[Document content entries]
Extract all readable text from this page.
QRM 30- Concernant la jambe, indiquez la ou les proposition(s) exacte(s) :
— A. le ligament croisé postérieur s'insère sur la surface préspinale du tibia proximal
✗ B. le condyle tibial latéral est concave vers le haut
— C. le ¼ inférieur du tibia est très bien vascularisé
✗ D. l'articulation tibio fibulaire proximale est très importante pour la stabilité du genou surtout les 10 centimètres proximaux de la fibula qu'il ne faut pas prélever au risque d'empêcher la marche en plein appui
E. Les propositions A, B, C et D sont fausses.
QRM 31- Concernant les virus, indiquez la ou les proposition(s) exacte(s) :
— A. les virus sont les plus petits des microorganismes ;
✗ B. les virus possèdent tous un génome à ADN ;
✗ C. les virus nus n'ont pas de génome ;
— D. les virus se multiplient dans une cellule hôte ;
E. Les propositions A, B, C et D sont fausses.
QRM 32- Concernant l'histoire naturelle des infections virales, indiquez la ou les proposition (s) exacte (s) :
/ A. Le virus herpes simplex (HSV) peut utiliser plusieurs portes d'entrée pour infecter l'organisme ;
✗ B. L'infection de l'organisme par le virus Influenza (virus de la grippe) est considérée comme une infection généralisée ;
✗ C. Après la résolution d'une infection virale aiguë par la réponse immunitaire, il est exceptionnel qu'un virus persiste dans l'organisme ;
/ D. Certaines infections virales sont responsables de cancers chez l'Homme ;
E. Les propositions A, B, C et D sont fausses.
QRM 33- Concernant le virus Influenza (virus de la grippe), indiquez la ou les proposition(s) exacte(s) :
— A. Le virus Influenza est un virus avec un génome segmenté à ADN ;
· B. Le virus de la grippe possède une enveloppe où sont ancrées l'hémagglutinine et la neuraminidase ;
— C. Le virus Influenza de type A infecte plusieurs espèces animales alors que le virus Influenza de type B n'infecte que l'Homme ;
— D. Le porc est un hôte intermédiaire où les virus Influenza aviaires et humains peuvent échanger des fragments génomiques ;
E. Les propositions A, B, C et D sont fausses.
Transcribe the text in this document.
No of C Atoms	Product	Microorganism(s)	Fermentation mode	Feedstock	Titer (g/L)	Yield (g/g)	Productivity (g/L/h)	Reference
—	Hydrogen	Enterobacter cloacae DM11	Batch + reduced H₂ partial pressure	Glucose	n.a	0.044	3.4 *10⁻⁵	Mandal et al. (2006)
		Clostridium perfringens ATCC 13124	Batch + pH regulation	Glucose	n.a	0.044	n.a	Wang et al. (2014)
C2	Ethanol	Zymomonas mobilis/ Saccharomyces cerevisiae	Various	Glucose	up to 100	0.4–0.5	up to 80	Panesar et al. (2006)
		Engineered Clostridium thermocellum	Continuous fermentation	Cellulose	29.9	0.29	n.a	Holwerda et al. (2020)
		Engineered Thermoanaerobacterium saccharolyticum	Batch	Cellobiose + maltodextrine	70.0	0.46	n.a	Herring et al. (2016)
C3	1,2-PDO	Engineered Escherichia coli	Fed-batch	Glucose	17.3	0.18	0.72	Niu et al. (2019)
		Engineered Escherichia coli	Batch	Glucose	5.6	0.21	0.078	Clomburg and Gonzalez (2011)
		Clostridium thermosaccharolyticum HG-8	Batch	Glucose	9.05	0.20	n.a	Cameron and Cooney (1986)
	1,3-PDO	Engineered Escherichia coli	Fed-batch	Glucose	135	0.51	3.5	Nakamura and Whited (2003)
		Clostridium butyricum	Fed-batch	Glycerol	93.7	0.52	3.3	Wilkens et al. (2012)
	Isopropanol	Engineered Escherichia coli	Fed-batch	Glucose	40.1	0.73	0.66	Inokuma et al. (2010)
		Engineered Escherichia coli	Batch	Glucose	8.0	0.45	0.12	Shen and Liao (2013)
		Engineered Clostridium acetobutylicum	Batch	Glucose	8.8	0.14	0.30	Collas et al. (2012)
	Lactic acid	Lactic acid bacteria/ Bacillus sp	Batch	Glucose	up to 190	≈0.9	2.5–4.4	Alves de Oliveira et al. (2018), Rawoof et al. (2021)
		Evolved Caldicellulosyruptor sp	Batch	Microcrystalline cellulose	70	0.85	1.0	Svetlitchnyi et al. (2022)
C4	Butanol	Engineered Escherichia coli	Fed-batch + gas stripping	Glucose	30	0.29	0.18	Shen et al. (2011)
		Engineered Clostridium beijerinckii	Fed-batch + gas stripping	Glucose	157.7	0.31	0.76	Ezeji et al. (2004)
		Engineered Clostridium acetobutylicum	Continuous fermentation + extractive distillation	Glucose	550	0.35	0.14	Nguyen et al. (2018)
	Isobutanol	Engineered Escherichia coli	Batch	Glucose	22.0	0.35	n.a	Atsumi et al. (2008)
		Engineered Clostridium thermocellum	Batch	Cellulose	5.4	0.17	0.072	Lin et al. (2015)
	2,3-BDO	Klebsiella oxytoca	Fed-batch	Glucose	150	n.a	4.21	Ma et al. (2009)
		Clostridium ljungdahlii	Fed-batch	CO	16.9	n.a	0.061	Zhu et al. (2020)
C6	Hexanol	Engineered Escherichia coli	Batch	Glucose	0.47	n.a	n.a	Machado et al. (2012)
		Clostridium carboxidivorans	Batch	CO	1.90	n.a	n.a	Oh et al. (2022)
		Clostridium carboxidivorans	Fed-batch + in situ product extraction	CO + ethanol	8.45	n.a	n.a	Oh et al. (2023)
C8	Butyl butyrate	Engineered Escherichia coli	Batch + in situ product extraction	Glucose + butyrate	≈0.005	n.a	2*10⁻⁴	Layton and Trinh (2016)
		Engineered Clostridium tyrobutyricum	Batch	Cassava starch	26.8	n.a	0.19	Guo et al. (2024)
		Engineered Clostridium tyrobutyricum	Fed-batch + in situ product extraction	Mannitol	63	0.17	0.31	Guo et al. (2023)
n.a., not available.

Exercise prompt = Look through the entries. Copy out each line with "exacte" in it.

Exercise answer =
QRM 30- Concernant la jambe, indiquez la ou les proposition(s) exacte(s) :
QRM 31- Concernant les virus, indiquez la ou les proposition(s) exacte(s) :
QRM 32- Concernant l'histoire naturelle des infections virales, indiquez la ou les proposition (s) exacte (s) :
QRM 33- Concernant le virus Influenza (virus de la grippe), indiquez la ou les proposition(s) exacte(s) :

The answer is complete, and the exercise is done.